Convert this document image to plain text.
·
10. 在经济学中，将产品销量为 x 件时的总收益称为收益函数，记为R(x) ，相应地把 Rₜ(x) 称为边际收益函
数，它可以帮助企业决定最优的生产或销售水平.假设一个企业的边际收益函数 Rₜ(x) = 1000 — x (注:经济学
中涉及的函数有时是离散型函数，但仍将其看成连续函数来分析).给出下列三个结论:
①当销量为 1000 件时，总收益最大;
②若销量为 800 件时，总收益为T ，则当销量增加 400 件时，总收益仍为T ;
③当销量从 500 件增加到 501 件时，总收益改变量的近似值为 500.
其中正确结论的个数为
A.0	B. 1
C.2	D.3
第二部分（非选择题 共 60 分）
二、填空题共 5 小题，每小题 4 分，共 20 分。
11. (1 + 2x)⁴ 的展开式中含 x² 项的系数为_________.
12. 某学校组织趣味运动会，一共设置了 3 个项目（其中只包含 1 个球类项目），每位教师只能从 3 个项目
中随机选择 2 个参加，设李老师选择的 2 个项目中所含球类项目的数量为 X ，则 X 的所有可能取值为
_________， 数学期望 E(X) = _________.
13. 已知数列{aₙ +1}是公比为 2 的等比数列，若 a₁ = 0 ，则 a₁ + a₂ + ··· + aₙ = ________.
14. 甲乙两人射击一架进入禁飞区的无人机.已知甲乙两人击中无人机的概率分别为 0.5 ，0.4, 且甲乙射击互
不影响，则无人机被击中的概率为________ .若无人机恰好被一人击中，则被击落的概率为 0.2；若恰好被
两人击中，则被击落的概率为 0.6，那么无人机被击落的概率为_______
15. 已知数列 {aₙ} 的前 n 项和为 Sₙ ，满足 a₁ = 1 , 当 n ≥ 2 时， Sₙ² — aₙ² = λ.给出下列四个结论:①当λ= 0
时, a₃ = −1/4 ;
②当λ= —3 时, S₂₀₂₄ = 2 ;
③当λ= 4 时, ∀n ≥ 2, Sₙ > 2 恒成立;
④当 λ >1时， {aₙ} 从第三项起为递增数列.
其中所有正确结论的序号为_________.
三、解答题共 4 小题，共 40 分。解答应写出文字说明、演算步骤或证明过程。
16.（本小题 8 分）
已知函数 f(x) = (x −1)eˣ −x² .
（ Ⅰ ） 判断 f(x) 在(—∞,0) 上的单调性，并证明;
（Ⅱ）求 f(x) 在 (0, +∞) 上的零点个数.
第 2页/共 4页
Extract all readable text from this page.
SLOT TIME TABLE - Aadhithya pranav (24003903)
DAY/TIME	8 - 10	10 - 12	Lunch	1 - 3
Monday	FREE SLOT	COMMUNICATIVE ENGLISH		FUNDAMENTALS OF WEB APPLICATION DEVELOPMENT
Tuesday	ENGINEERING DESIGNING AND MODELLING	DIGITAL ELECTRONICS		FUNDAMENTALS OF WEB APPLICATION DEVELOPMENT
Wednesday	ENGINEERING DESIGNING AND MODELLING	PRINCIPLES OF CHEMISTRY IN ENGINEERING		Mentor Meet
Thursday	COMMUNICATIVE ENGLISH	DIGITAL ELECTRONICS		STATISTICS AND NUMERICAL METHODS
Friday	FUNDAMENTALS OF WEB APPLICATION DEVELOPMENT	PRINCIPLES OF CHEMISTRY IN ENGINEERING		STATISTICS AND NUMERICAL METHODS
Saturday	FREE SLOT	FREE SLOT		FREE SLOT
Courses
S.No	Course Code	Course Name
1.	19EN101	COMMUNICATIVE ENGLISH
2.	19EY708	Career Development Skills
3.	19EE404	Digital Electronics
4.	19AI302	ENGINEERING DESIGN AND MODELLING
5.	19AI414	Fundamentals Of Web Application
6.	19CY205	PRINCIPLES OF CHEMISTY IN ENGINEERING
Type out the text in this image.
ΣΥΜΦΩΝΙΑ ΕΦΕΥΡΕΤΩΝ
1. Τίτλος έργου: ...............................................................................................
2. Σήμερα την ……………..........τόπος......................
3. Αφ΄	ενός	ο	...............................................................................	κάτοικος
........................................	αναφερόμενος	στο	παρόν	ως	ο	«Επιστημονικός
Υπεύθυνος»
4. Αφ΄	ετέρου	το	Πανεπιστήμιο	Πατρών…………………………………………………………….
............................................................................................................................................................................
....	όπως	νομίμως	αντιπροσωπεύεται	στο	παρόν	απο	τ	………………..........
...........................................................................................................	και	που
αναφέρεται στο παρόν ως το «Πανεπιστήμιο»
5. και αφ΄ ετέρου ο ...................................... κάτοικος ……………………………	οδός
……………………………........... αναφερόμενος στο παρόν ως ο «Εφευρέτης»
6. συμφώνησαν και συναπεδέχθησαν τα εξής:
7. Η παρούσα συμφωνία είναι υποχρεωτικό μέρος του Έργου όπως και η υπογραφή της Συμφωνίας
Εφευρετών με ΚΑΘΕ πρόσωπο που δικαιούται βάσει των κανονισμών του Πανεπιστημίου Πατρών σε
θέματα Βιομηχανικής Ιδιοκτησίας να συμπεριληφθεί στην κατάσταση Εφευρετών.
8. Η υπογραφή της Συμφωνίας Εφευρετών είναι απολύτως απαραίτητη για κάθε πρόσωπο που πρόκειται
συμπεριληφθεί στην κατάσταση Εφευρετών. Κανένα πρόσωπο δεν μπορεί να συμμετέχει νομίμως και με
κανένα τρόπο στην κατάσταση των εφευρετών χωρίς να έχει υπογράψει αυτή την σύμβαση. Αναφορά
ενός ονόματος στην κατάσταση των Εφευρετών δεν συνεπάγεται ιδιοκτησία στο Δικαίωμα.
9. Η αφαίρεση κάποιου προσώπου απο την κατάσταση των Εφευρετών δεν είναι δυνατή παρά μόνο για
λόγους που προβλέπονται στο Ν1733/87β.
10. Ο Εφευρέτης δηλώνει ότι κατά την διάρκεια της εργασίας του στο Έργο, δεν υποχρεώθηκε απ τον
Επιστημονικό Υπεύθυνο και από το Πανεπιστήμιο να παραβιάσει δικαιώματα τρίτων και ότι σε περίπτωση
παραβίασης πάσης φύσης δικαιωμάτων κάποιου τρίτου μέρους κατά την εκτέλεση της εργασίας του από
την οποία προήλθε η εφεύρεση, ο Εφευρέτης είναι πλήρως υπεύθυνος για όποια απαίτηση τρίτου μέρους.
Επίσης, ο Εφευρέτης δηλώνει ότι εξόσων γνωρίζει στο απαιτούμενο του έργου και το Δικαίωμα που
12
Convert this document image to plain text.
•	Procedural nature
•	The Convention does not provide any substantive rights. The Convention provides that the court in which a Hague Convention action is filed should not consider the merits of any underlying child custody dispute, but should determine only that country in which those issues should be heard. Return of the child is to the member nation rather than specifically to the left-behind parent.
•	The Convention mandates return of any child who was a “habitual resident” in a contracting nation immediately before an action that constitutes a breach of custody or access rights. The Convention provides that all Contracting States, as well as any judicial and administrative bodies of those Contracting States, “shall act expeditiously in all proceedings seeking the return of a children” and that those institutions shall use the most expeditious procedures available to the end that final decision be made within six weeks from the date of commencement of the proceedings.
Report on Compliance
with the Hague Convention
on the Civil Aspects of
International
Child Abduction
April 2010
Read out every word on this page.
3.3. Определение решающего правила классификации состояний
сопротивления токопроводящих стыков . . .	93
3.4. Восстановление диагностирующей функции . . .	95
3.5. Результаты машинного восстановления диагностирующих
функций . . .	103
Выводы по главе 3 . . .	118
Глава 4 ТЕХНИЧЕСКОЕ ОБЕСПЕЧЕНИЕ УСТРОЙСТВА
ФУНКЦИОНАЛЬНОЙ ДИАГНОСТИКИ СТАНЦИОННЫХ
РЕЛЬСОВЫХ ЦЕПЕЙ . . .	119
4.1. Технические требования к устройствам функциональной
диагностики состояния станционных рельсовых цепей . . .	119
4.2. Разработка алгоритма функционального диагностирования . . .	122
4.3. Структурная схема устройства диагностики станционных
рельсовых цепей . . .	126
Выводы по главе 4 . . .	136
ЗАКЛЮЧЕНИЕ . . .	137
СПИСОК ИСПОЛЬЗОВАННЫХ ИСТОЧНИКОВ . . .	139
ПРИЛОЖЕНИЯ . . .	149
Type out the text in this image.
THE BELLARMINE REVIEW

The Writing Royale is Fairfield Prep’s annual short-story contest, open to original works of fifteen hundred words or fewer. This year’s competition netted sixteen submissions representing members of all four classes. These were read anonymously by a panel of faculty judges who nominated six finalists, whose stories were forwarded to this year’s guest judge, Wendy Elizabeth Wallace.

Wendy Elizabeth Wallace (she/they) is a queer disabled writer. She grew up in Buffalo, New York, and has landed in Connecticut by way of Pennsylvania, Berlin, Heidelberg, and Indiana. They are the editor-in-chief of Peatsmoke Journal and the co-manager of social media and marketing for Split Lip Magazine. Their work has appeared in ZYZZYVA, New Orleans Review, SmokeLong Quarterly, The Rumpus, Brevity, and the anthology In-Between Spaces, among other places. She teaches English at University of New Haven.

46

···

Task details> Go through the listing above and list every line that has the word "action".

Exercise output>
•	The Convention does not provide any substantive rights. The Convention provides that the court in which a Hague Convention action is filed should not consider the merits of any underlying child custody dispute, but should determine only that country in which those issues should be heard. Return of the child is to the member nation rather than specifically to the left-behind parent.
•	The Convention mandates return of any child who was a “habitual resident” in a contracting nation immediately before an action that constitutes a breach of custody or access rights. The Convention provides that all Contracting States, as well as any judicial and administrative bodies of those Contracting States, “shall act expeditiously in all proceedings seeking the return of a children” and that those institutions shall use the most expeditious procedures available to the end that final decision be made within six weeks from the date of commencement of the proceedings.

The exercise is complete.